◆ Exercise:
Every entry must be repeated exactly. Exclude all pictures.

----

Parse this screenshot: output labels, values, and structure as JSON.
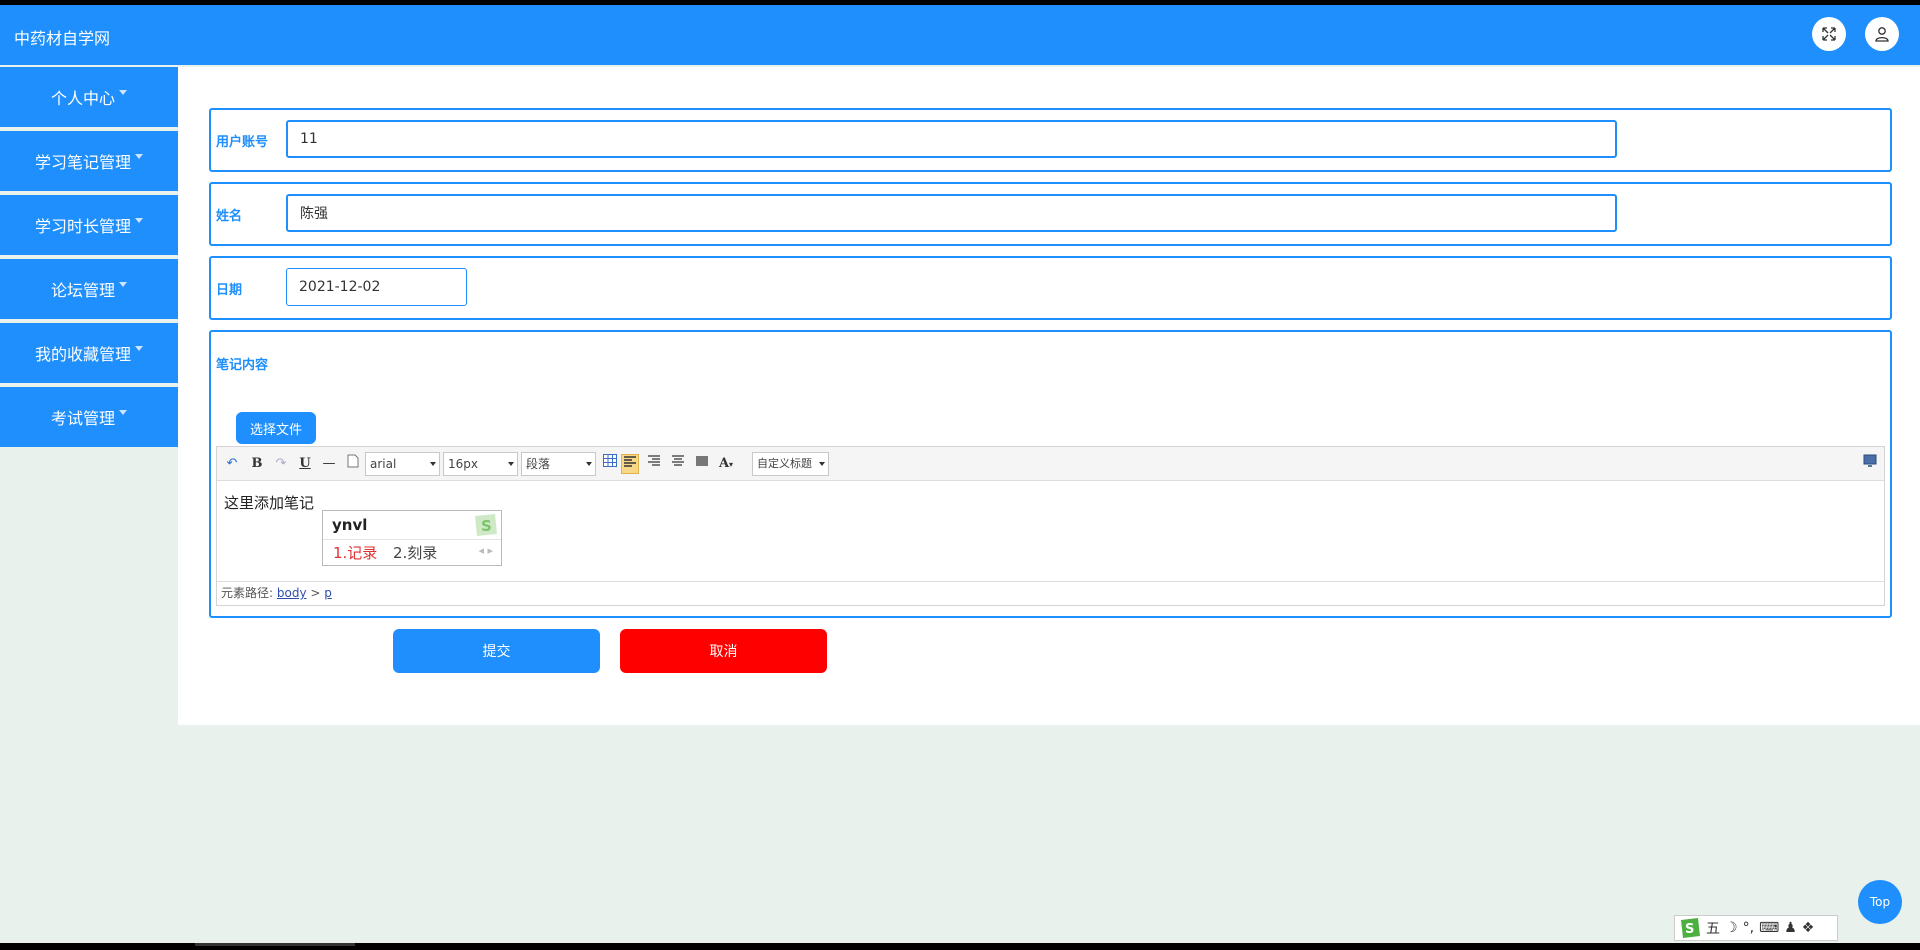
{
  "header": {
    "brand": "中药材自学网",
    "fullscreen_icon": "expand-icon",
    "user_icon": "user-icon"
  },
  "sidebar": {
    "items": [
      {
        "label": "个人中心"
      },
      {
        "label": "学习笔记管理"
      },
      {
        "label": "学习时长管理"
      },
      {
        "label": "论坛管理"
      },
      {
        "label": "我的收藏管理"
      },
      {
        "label": "考试管理"
      }
    ]
  },
  "form": {
    "account": {
      "label": "用户账号",
      "value": "11"
    },
    "name": {
      "label": "姓名",
      "value": "陈强"
    },
    "date": {
      "label": "日期",
      "value": "2021-12-02"
    },
    "note": {
      "label": "笔记内容",
      "file_button": "选择文件"
    }
  },
  "editor": {
    "toolbar": {
      "undo": "↶",
      "bold": "B",
      "redo": "↷",
      "underline": "U",
      "hr": "—",
      "font_family": "arial",
      "font_size": "16px",
      "paragraph": "段落",
      "font_color": "A",
      "custom_title": "自定义标题"
    },
    "content": "这里添加笔记",
    "element_path": {
      "label": "元素路径:",
      "body": "body",
      "sep": ">",
      "p": "p"
    }
  },
  "ime": {
    "composition": "ynvl",
    "candidates": [
      "1.记录",
      "2.刻录"
    ],
    "nav": "◂ ▸",
    "status": [
      "五",
      "☽",
      "°,",
      "⌨",
      "♟",
      "❖"
    ]
  },
  "actions": {
    "submit": "提交",
    "cancel": "取消",
    "top": "Top"
  },
  "colors": {
    "primary": "#1e8ffc",
    "danger": "#ff0000",
    "page_bg": "#e8f1ec"
  }
}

----

◆ Output:
Parse this screenshot: output labels, values, and structure as JSON.
{
  "header": {
    "brand": "中药材自学网",
    "fullscreen_icon": "expand-icon",
    "user_icon": "user-icon"
  },
  "sidebar": {
    "items": [
      {
        "label": "个人中心"
      },
      {
        "label": "学习笔记管理"
      },
      {
        "label": "学习时长管理"
      },
      {
        "label": "论坛管理"
      },
      {
        "label": "我的收藏管理"
      },
      {
        "label": "考试管理"
      }
    ]
  },
  "form": {
    "account": {
      "label": "用户账号",
      "value": "11"
    },
    "name": {
      "label": "姓名",
      "value": "陈强"
    },
    "date": {
      "label": "日期",
      "value": "2021-12-02"
    },
    "note": {
      "label": "笔记内容",
      "file_button": "选择文件"
    }
  },
  "editor": {
    "toolbar": {
      "undo": "↶",
      "bold": "B",
      "redo": "↷",
      "underline": "U",
      "hr": "—",
      "font_family": "arial",
      "font_size": "16px",
      "paragraph": "段落",
      "font_color": "A",
      "custom_title": "自定义标题"
    },
    "content": "这里添加笔记",
    "element_path": {
      "label": "元素路径:",
      "body": "body",
      "sep": ">",
      "p": "p"
    }
  },
  "ime": {
    "composition": "ynvl",
    "candidates": [
      "1.记录",
      "2.刻录"
    ],
    "nav": "◂ ▸",
    "status": [
      "五",
      "☽",
      "°,",
      "⌨",
      "♟",
      "❖"
    ]
  },
  "actions": {
    "submit": "提交",
    "cancel": "取消",
    "top": "Top"
  },
  "colors": {
    "primary": "#1e8ffc",
    "danger": "#ff0000",
    "page_bg": "#e8f1ec"
  }
}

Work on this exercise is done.